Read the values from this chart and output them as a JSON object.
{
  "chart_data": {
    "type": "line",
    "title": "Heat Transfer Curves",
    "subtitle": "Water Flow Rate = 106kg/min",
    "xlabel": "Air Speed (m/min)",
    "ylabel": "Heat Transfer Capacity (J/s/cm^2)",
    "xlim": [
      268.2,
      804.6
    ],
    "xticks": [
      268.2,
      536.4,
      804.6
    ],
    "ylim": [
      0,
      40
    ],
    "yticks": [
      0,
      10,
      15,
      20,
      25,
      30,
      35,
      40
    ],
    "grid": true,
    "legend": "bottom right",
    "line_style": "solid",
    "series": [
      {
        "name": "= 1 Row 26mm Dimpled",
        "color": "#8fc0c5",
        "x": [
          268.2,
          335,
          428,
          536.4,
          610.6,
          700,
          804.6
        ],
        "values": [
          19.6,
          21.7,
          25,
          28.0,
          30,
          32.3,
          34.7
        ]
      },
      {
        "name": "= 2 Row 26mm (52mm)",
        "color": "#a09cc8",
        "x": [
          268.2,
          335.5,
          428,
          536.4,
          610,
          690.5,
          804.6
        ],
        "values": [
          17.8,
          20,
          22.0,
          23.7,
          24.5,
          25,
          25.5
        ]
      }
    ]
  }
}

━━━━━━━━

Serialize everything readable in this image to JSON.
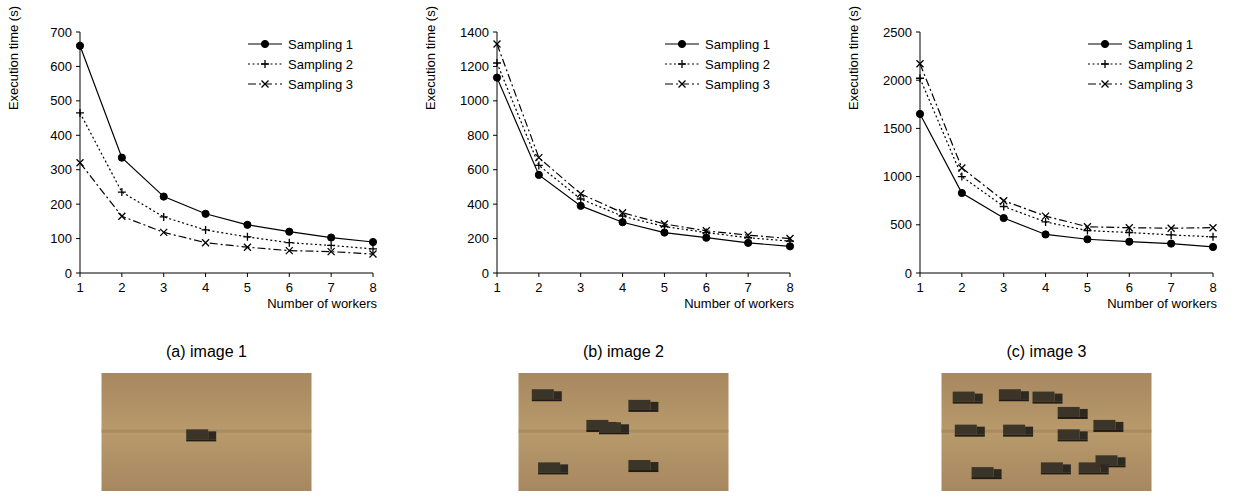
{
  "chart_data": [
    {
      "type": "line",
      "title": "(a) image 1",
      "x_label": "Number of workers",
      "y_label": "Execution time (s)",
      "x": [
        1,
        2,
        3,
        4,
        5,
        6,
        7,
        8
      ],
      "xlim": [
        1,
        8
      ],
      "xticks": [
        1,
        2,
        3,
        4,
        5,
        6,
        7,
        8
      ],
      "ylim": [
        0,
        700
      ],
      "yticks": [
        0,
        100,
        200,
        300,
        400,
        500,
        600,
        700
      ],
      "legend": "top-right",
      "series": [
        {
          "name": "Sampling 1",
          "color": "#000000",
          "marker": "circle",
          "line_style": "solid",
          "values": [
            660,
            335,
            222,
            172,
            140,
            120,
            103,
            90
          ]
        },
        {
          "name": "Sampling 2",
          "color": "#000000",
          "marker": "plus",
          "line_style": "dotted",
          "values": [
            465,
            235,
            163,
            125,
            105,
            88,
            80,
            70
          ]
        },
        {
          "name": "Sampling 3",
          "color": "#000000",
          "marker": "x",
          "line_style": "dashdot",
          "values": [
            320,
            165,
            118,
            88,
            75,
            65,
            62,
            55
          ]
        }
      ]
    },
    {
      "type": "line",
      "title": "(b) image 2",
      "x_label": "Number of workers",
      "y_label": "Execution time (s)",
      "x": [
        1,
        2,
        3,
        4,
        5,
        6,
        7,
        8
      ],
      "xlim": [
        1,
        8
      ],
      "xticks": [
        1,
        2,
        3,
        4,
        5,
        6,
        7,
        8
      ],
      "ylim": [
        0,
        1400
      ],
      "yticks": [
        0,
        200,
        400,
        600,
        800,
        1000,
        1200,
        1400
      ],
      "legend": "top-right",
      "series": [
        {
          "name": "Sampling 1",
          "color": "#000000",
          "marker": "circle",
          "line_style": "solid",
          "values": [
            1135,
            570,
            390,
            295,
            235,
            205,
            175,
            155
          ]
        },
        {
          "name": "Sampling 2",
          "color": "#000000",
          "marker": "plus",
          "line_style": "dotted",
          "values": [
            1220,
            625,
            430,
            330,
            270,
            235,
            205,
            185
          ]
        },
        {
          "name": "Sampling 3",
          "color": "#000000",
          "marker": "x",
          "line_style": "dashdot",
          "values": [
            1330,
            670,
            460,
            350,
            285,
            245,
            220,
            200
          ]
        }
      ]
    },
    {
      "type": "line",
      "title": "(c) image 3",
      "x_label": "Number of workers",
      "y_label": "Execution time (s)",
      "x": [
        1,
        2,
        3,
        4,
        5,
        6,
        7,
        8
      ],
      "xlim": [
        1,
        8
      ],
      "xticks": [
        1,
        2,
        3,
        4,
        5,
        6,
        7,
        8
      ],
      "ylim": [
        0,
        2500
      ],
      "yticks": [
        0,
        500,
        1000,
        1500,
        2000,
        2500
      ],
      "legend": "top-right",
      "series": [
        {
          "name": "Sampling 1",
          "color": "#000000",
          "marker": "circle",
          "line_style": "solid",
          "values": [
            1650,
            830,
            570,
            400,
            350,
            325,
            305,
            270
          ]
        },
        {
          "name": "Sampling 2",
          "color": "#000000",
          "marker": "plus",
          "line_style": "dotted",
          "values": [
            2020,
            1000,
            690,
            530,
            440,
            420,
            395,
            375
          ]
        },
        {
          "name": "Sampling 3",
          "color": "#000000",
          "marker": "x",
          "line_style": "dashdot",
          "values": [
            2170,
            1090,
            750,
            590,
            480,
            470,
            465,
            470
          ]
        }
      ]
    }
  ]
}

━━━━━━━━

BRIEF: Report only the number of lines that hold the string "Transfer" in this listing.

WRITTEN RESPONSE: 2